:: WHAT TO PRODUCE ::
Go through the data below. Pull out every line that has the word "name".

Dataset entries on figures:

'''

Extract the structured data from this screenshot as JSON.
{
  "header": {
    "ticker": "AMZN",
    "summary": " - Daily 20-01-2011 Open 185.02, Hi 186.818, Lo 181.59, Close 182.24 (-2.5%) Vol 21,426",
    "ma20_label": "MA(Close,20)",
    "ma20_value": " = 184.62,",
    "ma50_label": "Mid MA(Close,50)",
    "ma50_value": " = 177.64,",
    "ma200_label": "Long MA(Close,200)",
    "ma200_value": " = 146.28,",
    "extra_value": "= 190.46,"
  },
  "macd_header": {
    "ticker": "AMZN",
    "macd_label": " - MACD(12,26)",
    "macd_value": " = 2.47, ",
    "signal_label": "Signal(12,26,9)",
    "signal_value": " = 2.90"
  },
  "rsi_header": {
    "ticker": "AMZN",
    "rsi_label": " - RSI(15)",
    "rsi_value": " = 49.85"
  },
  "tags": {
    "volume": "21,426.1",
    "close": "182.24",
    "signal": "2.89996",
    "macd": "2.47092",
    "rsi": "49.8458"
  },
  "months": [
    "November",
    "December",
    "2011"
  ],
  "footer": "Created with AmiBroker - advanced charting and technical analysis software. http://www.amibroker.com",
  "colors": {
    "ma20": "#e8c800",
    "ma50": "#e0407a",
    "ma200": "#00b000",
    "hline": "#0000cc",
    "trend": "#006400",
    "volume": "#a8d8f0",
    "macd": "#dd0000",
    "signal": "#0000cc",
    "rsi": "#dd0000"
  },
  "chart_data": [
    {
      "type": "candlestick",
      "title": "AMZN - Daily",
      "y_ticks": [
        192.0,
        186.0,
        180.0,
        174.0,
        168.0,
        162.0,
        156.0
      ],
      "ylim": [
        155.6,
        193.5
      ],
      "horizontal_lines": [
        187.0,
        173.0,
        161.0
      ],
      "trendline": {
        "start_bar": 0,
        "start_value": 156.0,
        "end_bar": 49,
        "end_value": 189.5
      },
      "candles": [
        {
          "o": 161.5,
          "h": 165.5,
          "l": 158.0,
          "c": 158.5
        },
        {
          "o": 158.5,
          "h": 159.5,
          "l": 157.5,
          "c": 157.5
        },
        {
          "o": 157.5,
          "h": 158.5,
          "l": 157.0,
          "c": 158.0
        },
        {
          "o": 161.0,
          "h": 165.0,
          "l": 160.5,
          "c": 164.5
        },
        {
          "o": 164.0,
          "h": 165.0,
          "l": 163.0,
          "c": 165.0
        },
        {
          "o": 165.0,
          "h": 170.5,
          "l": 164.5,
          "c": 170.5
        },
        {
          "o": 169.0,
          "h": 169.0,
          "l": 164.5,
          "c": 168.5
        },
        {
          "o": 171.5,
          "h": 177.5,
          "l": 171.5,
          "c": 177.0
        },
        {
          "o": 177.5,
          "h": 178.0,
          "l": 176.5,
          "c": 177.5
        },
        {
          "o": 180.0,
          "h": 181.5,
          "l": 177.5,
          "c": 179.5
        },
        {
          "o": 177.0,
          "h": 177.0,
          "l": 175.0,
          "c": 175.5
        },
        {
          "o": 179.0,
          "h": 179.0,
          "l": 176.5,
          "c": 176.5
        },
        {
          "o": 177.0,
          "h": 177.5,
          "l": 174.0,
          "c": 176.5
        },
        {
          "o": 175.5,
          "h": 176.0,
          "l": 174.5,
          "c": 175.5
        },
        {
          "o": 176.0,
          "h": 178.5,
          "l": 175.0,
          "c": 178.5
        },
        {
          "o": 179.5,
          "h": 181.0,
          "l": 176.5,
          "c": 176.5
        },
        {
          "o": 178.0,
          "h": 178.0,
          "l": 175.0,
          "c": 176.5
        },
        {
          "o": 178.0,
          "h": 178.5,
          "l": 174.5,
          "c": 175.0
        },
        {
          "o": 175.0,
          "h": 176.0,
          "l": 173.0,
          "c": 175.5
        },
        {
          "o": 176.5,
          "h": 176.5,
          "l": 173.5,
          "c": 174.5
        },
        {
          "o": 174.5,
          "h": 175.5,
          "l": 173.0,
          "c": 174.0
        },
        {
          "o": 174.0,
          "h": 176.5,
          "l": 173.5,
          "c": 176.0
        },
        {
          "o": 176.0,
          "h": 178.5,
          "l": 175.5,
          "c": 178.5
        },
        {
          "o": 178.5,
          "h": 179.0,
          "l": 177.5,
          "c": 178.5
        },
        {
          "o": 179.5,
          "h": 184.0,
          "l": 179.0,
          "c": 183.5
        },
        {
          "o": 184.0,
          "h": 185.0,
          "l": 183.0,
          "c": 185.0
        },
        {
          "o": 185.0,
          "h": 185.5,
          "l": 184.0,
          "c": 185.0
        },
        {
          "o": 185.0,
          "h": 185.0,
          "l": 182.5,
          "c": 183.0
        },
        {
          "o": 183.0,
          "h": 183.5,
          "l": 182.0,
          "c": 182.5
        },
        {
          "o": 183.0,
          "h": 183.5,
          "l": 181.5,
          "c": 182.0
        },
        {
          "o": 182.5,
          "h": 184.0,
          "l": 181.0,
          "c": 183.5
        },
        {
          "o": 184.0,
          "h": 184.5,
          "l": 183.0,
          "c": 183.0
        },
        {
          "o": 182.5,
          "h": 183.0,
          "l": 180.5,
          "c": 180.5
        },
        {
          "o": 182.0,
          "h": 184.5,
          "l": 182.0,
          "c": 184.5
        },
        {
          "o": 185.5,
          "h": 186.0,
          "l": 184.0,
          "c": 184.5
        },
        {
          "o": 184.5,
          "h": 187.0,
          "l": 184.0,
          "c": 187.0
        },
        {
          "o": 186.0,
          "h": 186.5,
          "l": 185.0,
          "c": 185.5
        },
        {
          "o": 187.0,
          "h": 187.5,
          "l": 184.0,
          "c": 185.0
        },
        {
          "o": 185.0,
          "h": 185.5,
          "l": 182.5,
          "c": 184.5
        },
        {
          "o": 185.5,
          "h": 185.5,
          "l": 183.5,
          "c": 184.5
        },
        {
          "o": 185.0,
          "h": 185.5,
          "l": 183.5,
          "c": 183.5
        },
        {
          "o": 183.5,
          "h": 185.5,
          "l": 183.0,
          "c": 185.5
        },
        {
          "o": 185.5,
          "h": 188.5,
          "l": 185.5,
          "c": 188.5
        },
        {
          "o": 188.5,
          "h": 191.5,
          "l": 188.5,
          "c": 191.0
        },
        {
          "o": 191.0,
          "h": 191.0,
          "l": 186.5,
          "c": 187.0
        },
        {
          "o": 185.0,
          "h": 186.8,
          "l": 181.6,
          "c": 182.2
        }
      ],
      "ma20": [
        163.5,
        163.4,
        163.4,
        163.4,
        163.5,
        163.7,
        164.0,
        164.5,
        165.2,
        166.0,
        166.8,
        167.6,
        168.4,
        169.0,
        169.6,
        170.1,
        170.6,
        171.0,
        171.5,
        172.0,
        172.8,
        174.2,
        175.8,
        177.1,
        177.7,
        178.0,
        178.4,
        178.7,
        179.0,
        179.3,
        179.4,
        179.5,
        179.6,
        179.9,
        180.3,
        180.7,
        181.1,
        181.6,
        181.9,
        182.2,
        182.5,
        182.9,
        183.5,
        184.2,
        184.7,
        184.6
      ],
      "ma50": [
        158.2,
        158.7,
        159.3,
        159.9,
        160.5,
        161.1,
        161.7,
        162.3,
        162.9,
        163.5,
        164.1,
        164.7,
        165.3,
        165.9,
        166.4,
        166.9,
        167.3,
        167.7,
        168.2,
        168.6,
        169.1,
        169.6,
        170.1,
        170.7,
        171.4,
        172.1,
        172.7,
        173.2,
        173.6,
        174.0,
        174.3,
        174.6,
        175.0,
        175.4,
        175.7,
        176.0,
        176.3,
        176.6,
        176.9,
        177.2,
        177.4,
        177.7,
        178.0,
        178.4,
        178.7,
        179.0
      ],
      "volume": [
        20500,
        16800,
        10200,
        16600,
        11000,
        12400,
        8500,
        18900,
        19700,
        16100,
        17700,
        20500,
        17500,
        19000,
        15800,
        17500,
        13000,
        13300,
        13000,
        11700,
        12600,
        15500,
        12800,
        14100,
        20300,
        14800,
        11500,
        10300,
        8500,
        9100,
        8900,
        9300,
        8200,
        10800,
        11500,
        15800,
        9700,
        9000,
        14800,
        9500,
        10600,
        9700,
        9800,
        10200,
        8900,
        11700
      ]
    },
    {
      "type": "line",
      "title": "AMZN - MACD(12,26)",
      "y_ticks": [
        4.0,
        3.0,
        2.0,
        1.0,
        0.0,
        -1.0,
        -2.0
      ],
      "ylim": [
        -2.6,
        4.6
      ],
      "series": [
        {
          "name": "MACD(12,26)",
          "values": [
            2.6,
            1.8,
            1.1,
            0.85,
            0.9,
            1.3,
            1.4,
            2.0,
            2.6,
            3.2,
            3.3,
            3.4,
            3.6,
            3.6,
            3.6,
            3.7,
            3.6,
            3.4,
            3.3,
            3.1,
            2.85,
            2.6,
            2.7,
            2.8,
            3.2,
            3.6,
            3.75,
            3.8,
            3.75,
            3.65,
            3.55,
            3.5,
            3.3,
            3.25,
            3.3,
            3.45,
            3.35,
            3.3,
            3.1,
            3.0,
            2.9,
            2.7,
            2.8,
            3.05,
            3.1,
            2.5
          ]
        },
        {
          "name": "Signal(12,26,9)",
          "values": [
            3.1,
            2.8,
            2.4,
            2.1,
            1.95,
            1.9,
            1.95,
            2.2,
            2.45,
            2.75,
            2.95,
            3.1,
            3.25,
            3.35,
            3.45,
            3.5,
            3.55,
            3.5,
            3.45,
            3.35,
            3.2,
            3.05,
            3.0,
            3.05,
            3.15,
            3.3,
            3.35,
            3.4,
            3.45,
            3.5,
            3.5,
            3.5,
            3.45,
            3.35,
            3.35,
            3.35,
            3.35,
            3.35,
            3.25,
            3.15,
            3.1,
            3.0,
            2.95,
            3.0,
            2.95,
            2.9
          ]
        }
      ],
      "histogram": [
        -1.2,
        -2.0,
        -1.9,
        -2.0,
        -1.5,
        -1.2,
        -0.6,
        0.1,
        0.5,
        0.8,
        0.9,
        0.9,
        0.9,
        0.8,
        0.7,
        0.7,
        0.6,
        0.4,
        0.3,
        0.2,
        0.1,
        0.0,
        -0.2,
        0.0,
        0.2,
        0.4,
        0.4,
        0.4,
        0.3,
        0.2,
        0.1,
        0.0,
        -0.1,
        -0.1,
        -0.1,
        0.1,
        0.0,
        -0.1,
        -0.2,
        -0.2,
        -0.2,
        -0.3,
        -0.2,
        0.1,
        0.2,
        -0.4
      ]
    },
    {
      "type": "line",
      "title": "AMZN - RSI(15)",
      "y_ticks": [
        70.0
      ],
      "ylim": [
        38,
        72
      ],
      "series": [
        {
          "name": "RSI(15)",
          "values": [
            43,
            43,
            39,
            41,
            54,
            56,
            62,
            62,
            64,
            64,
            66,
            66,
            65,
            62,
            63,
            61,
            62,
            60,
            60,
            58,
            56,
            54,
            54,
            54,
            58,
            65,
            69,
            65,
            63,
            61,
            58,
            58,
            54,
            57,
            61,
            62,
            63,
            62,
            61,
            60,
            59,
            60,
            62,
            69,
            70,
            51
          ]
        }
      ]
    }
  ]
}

'''

:: RESPONSE FOR THIS EXERCISE ::
          "name": "MACD(12,26)",
          "name": "Signal(12,26,9)",
          "name": "RSI(15)",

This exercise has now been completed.